#### Data rows

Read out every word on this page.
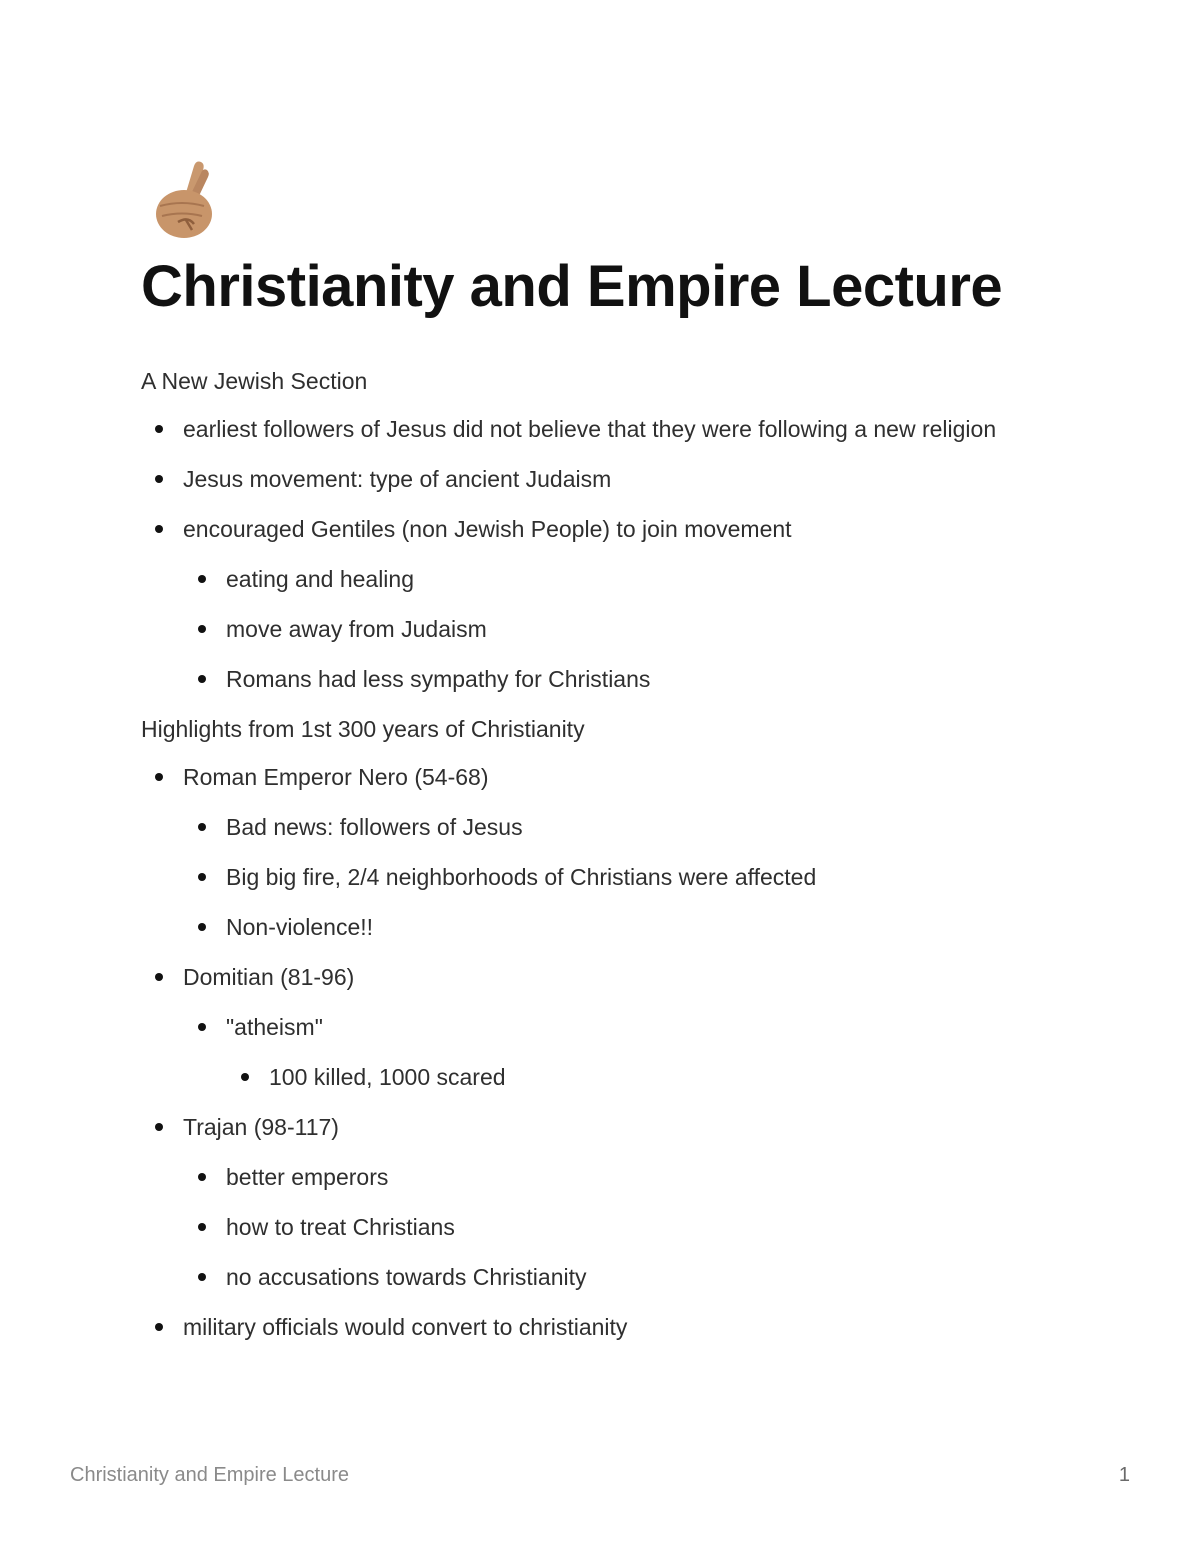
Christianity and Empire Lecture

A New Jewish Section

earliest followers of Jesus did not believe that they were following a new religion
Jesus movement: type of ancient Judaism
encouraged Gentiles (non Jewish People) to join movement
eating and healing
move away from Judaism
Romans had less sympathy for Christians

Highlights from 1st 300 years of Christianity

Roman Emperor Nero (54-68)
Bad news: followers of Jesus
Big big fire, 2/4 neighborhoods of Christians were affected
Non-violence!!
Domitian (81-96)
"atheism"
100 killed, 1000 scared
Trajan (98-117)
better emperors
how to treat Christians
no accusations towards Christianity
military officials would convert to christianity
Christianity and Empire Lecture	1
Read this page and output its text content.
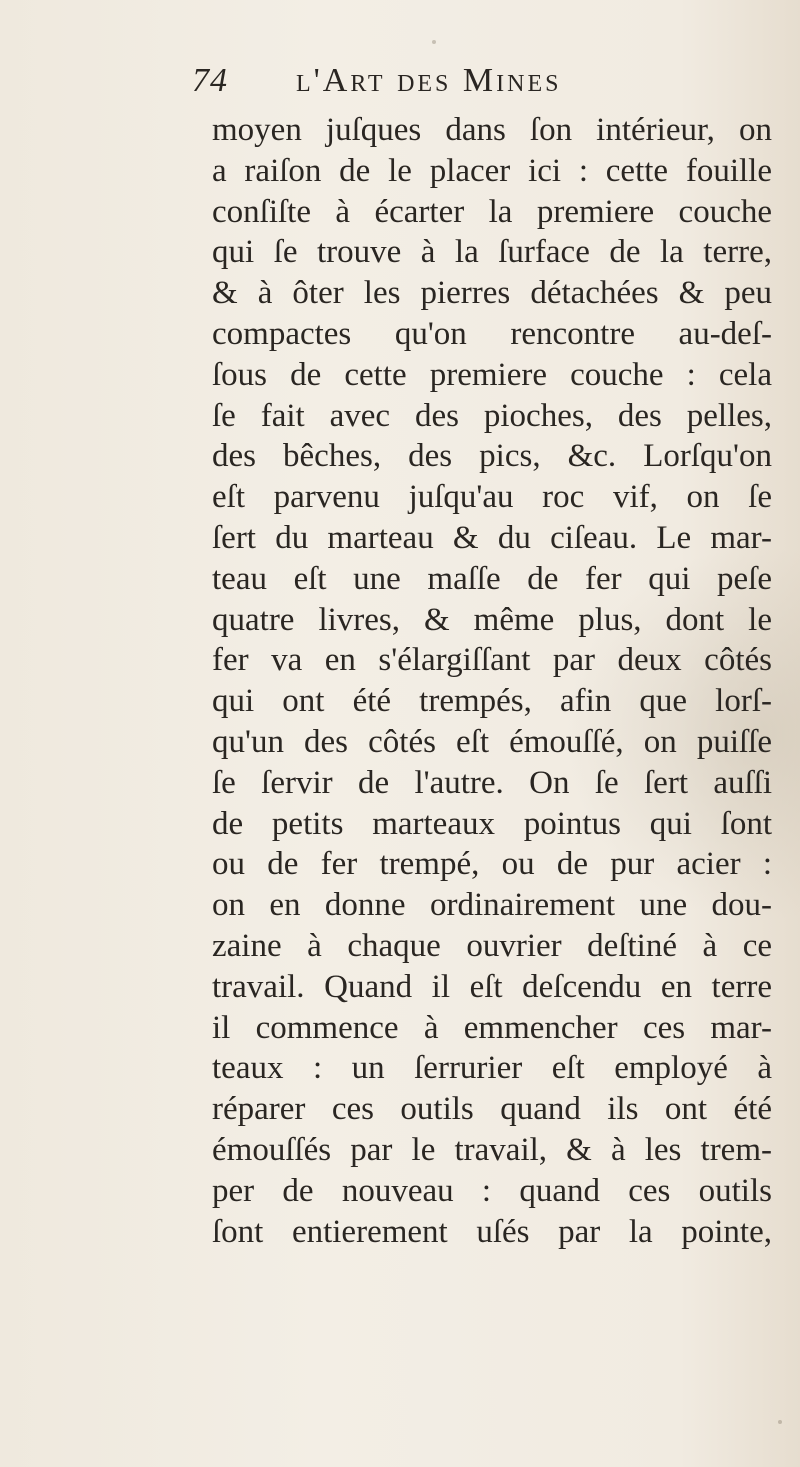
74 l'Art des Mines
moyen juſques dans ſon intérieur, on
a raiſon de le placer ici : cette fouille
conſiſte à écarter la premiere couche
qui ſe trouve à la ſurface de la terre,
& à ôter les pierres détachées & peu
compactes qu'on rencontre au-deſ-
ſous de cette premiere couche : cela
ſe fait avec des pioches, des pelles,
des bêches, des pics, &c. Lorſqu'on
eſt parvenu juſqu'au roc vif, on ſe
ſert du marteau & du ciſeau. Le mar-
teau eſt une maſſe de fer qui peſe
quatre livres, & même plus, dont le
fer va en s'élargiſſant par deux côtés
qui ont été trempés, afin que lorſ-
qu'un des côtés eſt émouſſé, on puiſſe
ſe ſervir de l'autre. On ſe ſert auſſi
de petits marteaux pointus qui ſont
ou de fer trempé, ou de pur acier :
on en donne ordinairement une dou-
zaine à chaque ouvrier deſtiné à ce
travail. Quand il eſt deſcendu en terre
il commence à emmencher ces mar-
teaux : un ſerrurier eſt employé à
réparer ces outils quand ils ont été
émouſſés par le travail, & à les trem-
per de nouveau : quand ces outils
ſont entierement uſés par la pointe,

* * *

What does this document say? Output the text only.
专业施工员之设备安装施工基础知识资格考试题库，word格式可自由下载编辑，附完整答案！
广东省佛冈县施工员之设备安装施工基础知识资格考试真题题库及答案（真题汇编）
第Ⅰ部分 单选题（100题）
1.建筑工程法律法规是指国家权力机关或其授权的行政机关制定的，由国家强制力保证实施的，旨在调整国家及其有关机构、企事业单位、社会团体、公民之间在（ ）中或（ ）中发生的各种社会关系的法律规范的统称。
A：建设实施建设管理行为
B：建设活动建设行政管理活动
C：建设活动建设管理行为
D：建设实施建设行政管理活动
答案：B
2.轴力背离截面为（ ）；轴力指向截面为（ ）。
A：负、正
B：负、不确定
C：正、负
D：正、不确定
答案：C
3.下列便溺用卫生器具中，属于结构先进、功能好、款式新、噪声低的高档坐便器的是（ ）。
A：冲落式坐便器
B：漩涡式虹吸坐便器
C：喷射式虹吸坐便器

#### What the task requires
Reply with nothing but the number of lines that contain the word "côtés".

#### Result below
2